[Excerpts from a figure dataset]
====

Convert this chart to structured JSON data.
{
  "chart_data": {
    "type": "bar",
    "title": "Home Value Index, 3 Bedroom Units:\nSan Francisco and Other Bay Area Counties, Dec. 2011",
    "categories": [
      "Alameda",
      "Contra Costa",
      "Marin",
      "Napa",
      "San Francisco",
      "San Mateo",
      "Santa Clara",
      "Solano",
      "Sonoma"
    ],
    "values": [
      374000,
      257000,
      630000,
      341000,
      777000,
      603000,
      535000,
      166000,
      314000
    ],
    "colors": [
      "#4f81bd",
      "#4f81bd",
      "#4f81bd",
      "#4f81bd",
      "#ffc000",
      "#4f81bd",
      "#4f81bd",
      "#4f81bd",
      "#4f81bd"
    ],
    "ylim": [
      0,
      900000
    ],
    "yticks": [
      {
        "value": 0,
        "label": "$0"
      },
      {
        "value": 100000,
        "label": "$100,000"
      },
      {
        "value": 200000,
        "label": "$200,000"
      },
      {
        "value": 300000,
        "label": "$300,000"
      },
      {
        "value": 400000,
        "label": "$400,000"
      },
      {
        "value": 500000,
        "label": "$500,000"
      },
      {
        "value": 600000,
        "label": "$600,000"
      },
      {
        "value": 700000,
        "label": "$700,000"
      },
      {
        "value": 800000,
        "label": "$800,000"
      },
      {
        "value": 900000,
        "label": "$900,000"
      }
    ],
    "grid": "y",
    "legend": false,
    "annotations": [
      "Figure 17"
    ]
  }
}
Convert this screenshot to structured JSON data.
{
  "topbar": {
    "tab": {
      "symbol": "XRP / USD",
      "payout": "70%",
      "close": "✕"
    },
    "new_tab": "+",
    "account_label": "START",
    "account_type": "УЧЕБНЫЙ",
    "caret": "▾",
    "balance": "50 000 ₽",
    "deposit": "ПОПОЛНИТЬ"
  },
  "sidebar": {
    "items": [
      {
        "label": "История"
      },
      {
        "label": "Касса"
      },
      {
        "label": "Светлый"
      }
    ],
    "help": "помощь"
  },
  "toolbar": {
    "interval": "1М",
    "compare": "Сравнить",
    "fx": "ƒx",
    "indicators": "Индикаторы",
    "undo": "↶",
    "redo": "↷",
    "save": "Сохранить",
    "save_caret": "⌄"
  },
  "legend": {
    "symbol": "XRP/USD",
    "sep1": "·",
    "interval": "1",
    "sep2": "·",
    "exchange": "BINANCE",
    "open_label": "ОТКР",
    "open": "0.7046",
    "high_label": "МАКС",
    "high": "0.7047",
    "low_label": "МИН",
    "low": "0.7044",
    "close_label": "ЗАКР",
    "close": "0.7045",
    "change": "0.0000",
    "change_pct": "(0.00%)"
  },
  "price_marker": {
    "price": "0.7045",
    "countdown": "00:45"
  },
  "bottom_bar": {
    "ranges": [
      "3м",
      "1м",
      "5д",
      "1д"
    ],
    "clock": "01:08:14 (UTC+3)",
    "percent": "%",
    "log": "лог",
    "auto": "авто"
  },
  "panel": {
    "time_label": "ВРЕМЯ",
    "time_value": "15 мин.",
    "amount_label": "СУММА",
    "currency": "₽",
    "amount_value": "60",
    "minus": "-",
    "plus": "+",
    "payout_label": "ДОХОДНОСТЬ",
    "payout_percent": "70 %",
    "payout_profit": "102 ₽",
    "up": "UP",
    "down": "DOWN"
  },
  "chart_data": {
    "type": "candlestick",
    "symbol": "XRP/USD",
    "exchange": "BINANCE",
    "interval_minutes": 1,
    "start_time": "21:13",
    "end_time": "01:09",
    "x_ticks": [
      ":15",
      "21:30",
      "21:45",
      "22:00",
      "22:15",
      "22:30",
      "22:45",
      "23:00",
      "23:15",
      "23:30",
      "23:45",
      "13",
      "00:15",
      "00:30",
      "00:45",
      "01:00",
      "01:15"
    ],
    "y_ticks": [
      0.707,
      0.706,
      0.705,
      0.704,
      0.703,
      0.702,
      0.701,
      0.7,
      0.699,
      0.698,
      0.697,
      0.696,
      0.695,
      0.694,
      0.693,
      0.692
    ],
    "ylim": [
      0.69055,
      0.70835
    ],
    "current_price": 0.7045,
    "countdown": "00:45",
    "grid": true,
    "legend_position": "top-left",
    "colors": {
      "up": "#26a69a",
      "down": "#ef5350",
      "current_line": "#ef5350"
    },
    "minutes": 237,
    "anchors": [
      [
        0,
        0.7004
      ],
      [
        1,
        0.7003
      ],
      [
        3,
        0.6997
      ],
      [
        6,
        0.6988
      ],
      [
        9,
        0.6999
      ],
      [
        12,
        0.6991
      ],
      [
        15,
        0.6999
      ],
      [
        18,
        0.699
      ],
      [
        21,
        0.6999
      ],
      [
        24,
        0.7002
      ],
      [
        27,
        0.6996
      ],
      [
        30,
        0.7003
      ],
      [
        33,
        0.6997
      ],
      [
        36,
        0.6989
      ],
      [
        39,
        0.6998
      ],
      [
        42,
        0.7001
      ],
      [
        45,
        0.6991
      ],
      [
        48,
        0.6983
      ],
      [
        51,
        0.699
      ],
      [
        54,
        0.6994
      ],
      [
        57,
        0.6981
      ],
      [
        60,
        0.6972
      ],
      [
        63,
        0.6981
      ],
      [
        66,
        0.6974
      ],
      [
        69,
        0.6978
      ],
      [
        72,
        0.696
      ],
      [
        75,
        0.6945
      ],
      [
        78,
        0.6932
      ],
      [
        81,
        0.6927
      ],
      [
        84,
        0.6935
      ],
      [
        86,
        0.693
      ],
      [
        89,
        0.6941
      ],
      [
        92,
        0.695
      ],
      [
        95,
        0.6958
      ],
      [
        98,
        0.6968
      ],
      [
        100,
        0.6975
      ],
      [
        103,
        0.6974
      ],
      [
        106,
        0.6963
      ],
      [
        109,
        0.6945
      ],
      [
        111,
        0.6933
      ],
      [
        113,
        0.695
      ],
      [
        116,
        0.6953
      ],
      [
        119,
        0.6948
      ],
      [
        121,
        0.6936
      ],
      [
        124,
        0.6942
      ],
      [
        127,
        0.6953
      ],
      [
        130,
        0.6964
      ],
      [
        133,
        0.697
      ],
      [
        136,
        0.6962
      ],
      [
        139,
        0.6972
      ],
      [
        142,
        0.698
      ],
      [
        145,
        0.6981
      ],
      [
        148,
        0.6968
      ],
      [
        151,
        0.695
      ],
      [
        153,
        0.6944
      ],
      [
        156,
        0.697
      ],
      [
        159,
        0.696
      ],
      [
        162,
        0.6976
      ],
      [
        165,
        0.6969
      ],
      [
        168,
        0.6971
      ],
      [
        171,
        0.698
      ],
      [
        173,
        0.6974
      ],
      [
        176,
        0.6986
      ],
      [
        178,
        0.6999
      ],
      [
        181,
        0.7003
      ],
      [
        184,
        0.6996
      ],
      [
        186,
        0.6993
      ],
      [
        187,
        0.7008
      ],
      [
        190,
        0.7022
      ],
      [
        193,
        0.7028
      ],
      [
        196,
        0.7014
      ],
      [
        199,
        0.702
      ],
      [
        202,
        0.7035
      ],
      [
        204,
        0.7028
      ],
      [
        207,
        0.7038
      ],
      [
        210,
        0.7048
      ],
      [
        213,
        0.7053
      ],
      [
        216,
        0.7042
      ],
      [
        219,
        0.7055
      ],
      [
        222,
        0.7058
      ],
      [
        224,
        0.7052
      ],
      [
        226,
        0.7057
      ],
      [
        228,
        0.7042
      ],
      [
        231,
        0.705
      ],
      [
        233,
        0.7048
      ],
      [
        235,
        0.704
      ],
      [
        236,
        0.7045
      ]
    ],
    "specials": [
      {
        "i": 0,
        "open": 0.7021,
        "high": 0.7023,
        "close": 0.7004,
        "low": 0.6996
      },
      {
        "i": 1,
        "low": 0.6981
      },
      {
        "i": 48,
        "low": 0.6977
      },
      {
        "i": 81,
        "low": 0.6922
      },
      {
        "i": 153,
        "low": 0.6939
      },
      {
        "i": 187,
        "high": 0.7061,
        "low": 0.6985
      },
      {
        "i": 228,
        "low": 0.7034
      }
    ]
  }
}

====

THE TASK: Gather every line from the listing above in which "this" appears, and copy those lines.

FINAL ANSWER:
Convert this chart to structured JSON data.
Convert this screenshot to structured JSON data.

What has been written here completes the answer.